### Supplied text
★ ★ ★ ★

In [1]:
import numpy as np
import matplotlib.pyplot as plt

## Outline
To build a neural net from scratch, we need to go over each block and code those individually. At the end we can combine all of these to create an $L$-layer NN.

So, the steps we need to take are:
<ul>
    <li>Parameter Intialization: We need to initialize parameters $W$ and $b$</li>
    <li>Compute a forward propagation pass: This involves computing the linear pass - $Z^{[l]}=W^{[l]}A^{[l-1]}+b^{[l]}$ - and the activation $A^{[l]}=g(Z^{[l]})$ for both Sigmoid and ReLU activations</li>
    <li>Compute the loss</li>
    <li>Implement a back propagation pass</li>
    <li>Update the parameters: Here I'll code in mini Batch Gradient Descent (Which will cover both Stochastic Gradient Descent as well as Batch Gradient Descent), Momentum, RMSProp, and the king of them all, Adam</li>
</ul>

## Activation Functions
To add non-linearity to the model, activation functions are used. I'll define them now.
I'll be using ReLU (rectified linear unit) and sigmoid in an example, but I'll also define tanh and leaky ReLU.

In [48]:
def relu(Z):
    """
    Arguments:
    Z -- output of linear function Z = W*A+b
    
    Returns:
    ret -- ReLU(Z)
    Z -- input for use in backprop
    
    """
    return np.maximum(0,Z), Z

def sigmoid(Z):
    """
    Arguments:
    Z -- output of linear function Z = W*A+b
    
    Returns:
    ret -- sigmoid(Z)
    Z -- input for use in backprop
    
    """
    return 1./(1.+np.exp(-Z)), Z

def tanh(Z):
    """
    Arguments:
    Z -- output of linear function Z = W*A+b
    
    Returns:
    ret -- tanh(Z)
    Z -- input for use in backprop
    
    """
    return np.tanh(Z), Z

def leaky_relu(Z):
    """
    Arguments:
    Z -- output of linear function Z = W*A+b
    
    Returns:
    ret -- leaky_relu(Z)
    Z -- input for use in backprop
    
    """
    return np.maximum(0.01*Z, Z), Z
    

## Parameter Initialization
For passing parameter information between different functions, I'll use a dictionary `parameters`, which will store $W$ and $b$ values for each layer $l \{l:{0\le l \le L}\}$

Additionally, I'll implement random, Xavier initialization, and He initialization.

★ ★ ★ ★

### Information shown

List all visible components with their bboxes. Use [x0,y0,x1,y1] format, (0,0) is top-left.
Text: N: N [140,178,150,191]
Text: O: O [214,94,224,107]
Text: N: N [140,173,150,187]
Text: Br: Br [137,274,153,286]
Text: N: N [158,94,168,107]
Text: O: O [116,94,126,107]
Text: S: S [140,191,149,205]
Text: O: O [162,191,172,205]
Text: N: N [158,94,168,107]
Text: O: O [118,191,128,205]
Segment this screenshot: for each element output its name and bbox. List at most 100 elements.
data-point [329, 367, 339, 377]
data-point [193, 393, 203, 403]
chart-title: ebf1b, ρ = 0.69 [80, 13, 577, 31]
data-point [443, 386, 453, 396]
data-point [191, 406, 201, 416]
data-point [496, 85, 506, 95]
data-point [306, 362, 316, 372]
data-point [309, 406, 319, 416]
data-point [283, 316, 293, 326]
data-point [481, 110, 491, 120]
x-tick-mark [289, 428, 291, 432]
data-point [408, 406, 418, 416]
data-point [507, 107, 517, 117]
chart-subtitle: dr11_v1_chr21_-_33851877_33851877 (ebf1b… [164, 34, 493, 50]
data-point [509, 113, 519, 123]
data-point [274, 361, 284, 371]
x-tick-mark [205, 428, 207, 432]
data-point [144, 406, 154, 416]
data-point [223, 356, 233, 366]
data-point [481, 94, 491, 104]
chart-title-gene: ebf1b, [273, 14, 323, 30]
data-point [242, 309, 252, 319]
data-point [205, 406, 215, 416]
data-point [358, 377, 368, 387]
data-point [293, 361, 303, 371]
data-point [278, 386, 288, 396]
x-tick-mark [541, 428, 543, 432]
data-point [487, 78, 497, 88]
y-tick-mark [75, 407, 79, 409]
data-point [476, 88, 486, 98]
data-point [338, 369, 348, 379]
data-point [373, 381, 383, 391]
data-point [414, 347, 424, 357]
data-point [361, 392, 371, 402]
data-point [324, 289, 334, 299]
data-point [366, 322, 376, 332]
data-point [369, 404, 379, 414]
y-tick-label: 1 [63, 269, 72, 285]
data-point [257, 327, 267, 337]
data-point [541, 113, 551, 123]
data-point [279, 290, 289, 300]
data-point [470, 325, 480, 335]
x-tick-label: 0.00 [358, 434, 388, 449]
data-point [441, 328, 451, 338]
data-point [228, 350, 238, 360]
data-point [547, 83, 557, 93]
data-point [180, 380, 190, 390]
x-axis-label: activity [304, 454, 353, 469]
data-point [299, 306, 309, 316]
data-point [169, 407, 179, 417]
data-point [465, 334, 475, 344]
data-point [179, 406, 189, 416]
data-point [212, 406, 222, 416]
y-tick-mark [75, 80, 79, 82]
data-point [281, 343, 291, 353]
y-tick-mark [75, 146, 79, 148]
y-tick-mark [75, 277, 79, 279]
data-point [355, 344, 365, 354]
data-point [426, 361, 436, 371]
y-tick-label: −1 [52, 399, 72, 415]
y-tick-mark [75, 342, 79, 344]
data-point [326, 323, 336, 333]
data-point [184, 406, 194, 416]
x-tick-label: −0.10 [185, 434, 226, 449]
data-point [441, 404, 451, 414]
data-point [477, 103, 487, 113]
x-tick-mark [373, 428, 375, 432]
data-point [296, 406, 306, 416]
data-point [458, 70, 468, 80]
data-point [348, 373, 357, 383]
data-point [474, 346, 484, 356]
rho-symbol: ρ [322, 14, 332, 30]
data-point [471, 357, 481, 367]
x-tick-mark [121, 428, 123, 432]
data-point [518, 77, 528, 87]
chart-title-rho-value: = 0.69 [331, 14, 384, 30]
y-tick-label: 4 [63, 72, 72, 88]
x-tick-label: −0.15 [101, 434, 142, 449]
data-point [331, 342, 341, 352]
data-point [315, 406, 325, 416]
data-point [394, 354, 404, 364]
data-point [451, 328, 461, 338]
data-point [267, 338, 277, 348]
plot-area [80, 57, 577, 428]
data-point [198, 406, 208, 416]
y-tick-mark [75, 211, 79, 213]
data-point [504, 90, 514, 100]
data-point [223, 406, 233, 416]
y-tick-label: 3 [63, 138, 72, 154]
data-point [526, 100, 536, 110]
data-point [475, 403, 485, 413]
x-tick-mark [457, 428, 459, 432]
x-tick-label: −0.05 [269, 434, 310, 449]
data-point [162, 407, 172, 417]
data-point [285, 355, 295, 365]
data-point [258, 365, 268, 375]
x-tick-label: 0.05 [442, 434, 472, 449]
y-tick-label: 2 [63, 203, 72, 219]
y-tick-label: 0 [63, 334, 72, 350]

★ ★ ★ ★

### Exercise task 1
Which three parameter initialization methods does the neural net notebook say it will implement?
### Exercise task 2
Continue the neural net notebook from its last sentence onward.
The entries are not needed for the tasks that come next.

### Final result 1
Random initialization, Xavier initialization, and He initialization.

### Final result 2
<ul>
    <li>Random Initialization: Samples values from a normal distribution, and multiplies by a small value to keep weights close to zero - regularization</li>
    <li>Xavier Initialization: random sampling is multiplied by constant $\sqrt{\frac{1}{\text{previous layer dimension}}}$</li>
    <li>He Initialization: random sampling is multiplied by constant $\sqrt{\frac{2}{\text{previous layer dimension}}}$</li>
</ul>

In [33]:
def initialize_parameters(layer_shape, initialization_method='he'):
    """
    Initializes parameters W and b of a network of shape layer_shape.
    
    Arguments:
    layer_shape -- list containing the dimensions of each network layer l
    
    Returns:
    parameters --  dictionary containing weight and bias parameters
    """
    #define dictionary
    params = {}
    
    #Obtain L
    L = len(layer_shape)
    
    #Check initialization_method
    if initialization_method == 'random':
        beta = 0.01
        for l in range(1,L):
            params["W"+str(l)] = np.random.randn(layer_shape[l], layer_shape[l-1])*beta
            params["b"+str(l)] = np.zeros([layer_shape[l], 1])
    
    elif initialization_method == 'xavier':
        for l in range(1,L):
            beta = np.sqrt(1./layer_shape[l-1])
            params["W"+str(l)] = np.random.randn(layer_shape[l], layer_shape[l-1])*beta
            params["b"+str(l)] = np.zeros([layer_shape[l], 1])
    
    elif initialization_method == 'he':
        for l in range(1,L):
            beta = np.sqrt(2./layer_shape[l-1])
            params["W"+str(l)] = np.random.randn(layer_shape[l], layer_shape[l-1])*beta
            params["b"+str(l)] = np.zeros([layer_shape[l], 1])
    else:
        raise NameError("%s is not a valid initalization method"%(initialization_method))

    return params

## Forward Propagation

Forward propagation refers to passing through the computation graph from left to right - forwards - and evaluating $Z^{[l]}=W^{[l]}A^{[l-1]}+b^{[l]}$ for each sucessive $l$ starting with $l=1$, in which case $A^{[0]}=X$, in other words, the activation fed into the first layer is simply the inputs.

To accomplish this, I'll create two functions. The first will evaluate the linear formula $Z^{[l]}=W^{[l]}A^{[l-1]}+b^{[l]}$, whereas the second will evaluate $A^{[l]} = g(Z^{[l]})$, which corresponds to evaluating the activation function.

Then `forward_prop` implements both to complete a forward propagation pass.

In order to compute the backprop later onwards, I'll need to store $A^{[l]}$,$W^{[l]}$, $b^{[l]}$ as well as $Z^{[l]}$ which I'll do in `linear cache` and `activation cache`

One of the arguments of `forward_prop` is `layer_activations`, which is a list of the activations for each layer of the neural network.

In [64]:
def forward_linear(W,A,b):
    """
    Linear part of forward propagation

    Arguments:
    W -- weight matrix
    A -- activations
    b -- bias matrix

    Returns:
    Z -- input to the layer's activation function
    linear_cache -- tuple with A, W, b for efficient backprop
    """
    Z = np.dot(W,A)+b
    
    linear_cache = (A,W,b)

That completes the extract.